Start Data to use

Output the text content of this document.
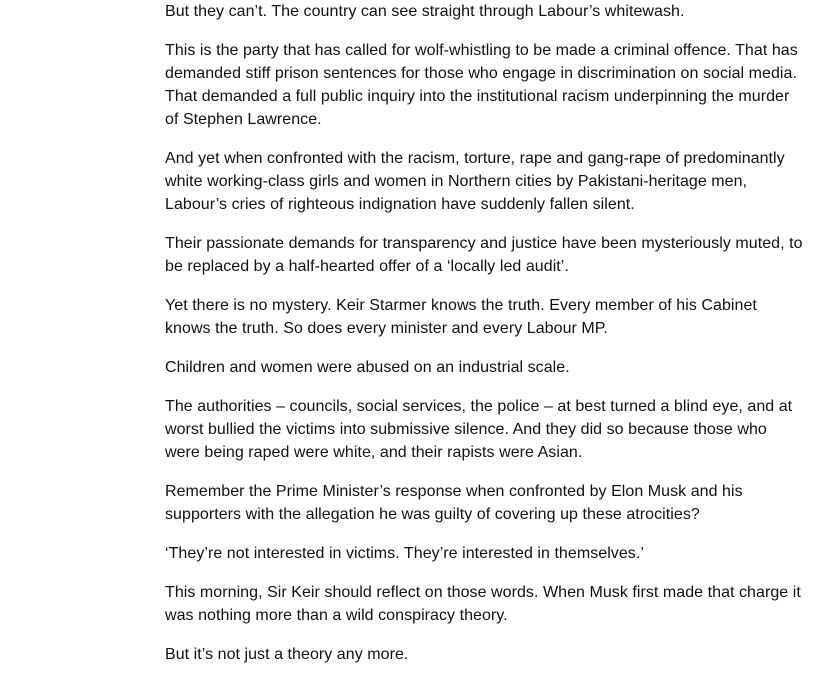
But they can’t. The country can see straight through Labour’s whitewash.

This is the party that has called for wolf-whistling to be made a criminal offence. That has demanded stiff prison sentences for those who engage in discrimination on social media. That demanded a full public inquiry into the institutional racism underpinning the murder of Stephen Lawrence.

And yet when confronted with the racism, torture, rape and gang-rape of predominantly white working-class girls and women in Northern cities by Pakistani-heritage men, Labour’s cries of righteous indignation have suddenly fallen silent.

Their passionate demands for transparency and justice have been mysteriously muted, to be replaced by a half-hearted offer of a ‘locally led audit’.

Yet there is no mystery. Keir Starmer knows the truth. Every member of his Cabinet knows the truth. So does every minister and every Labour MP.

Children and women were abused on an industrial scale.

The authorities – councils, social services, the police – at best turned a blind eye, and at worst bullied the victims into submissive silence. And they did so because those who were being raped were white, and their rapists were Asian.

Remember the Prime Minister’s response when confronted by Elon Musk and his supporters with the allegation he was guilty of covering up these atrocities?

‘They’re not interested in victims. They’re interested in themselves.’

This morning, Sir Keir should reflect on those words. When Musk first made that charge it was nothing more than a wild conspiracy theory.

But it’s not just a theory any more.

End Data to use

#### What to produce
Show every line of the listing in which the string "those" can be found.

#### Finished exercise
This is the party that has called for wolf-whistling to be made a criminal offence. That has demanded stiff prison sentences for those who engage in discrimination on social media. That demanded a full public inquiry into the institutional racism underpinning the murder of Stephen Lawrence.
The authorities – councils, social services, the police – at best turned a blind eye, and at worst bullied the victims into submissive silence. And they did so because those who were being raped were white, and their rapists were Asian.
This morning, Sir Keir should reflect on those words. When Musk first made that charge it was nothing more than a wild conspiracy theory.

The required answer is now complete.